[Collection entries]
────

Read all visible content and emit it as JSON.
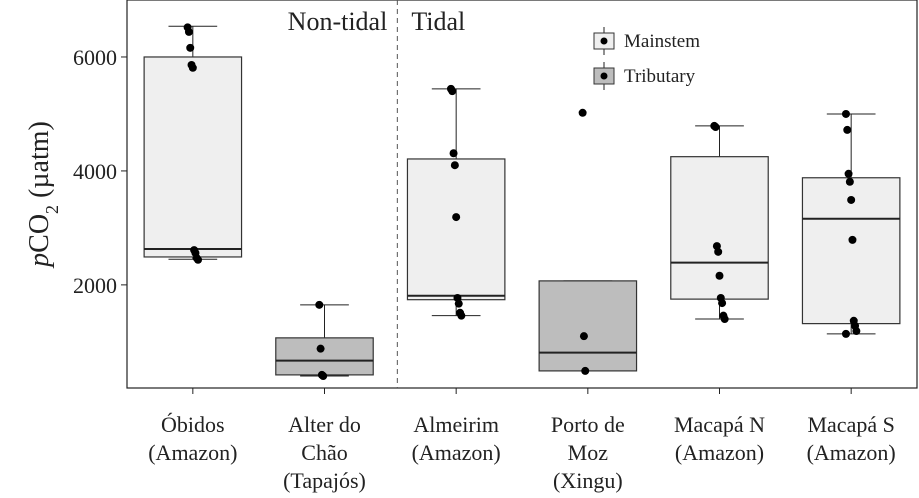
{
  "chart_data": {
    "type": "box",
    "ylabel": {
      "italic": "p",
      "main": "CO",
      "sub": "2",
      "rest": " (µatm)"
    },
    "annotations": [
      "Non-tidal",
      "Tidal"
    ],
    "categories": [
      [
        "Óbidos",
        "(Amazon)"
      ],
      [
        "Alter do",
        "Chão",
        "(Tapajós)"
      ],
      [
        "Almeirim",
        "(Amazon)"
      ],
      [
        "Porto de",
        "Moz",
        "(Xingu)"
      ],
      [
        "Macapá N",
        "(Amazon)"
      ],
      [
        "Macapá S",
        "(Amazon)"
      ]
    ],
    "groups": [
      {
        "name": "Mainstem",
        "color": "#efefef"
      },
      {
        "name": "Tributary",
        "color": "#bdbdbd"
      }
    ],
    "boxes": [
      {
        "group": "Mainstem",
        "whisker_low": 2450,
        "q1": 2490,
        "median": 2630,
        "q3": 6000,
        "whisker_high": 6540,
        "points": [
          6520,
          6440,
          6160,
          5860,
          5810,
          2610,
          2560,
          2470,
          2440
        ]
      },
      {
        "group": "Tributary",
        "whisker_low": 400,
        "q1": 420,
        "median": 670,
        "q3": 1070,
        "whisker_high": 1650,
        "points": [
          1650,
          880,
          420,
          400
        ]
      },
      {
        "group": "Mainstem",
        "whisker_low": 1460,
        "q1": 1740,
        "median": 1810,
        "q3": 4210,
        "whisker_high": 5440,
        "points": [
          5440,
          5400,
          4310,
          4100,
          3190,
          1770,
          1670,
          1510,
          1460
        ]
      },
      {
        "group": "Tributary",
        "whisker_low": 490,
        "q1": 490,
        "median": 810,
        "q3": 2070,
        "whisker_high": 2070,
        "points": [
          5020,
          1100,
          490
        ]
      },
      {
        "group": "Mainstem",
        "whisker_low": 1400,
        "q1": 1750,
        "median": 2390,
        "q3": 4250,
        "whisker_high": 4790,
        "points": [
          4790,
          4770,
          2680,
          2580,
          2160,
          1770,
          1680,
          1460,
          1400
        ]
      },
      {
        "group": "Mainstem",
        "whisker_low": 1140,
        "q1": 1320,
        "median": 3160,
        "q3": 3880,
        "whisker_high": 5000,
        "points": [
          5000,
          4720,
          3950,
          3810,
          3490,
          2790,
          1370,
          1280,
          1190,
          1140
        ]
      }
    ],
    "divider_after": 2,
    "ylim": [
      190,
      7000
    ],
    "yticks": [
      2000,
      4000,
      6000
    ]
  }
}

────

> **Your goal**
Omit every image. Quote each record exactly.

> **In response**
Read all visible content and emit it as JSON.
{
  "chart_data": {
    "type": "box",
    "ylabel": {
      "italic": "p",
      "main": "CO",
      "sub": "2",
      "rest": " (µatm)"
    },
    "annotations": [
      "Non-tidal",
      "Tidal"
    ],
    "categories": [
      [
        "Óbidos",
        "(Amazon)"
      ],
      [
        "Alter do",
        "Chão",
        "(Tapajós)"
      ],
      [
        "Almeirim",
        "(Amazon)"
      ],
      [
        "Porto de",
        "Moz",
        "(Xingu)"
      ],
      [
        "Macapá N",
        "(Amazon)"
      ],
      [
        "Macapá S",
        "(Amazon)"
      ]
    ],
    "groups": [
      {
        "name": "Mainstem",
        "color": "#efefef"
      },
      {
        "name": "Tributary",
        "color": "#bdbdbd"
      }
    ],
    "boxes": [
      {
        "group": "Mainstem",
        "whisker_low": 2450,
        "q1": 2490,
        "median": 2630,
        "q3": 6000,
        "whisker_high": 6540,
        "points": [
          6520,
          6440,
          6160,
          5860,
          5810,
          2610,
          2560,
          2470,
          2440
        ]
      },
      {
        "group": "Tributary",
        "whisker_low": 400,
        "q1": 420,
        "median": 670,
        "q3": 1070,
        "whisker_high": 1650,
        "points": [
          1650,
          880,
          420,
          400
        ]
      },
      {
        "group": "Mainstem",
        "whisker_low": 1460,
        "q1": 1740,
        "median": 1810,
        "q3": 4210,
        "whisker_high": 5440,
        "points": [
          5440,
          5400,
          4310,
          4100,
          3190,
          1770,
          1670,
          1510,
          1460
        ]
      },
      {
        "group": "Tributary",
        "whisker_low": 490,
        "q1": 490,
        "median": 810,
        "q3": 2070,
        "whisker_high": 2070,
        "points": [
          5020,
          1100,
          490
        ]
      },
      {
        "group": "Mainstem",
        "whisker_low": 1400,
        "q1": 1750,
        "median": 2390,
        "q3": 4250,
        "whisker_high": 4790,
        "points": [
          4790,
          4770,
          2680,
          2580,
          2160,
          1770,
          1680,
          1460,
          1400
        ]
      },
      {
        "group": "Mainstem",
        "whisker_low": 1140,
        "q1": 1320,
        "median": 3160,
        "q3": 3880,
        "whisker_high": 5000,
        "points": [
          5000,
          4720,
          3950,
          3810,
          3490,
          2790,
          1370,
          1280,
          1190,
          1140
        ]
      }
    ],
    "divider_after": 2,
    "ylim": [
      190,
      7000
    ],
    "yticks": [
      2000,
      4000,
      6000
    ]
  }
}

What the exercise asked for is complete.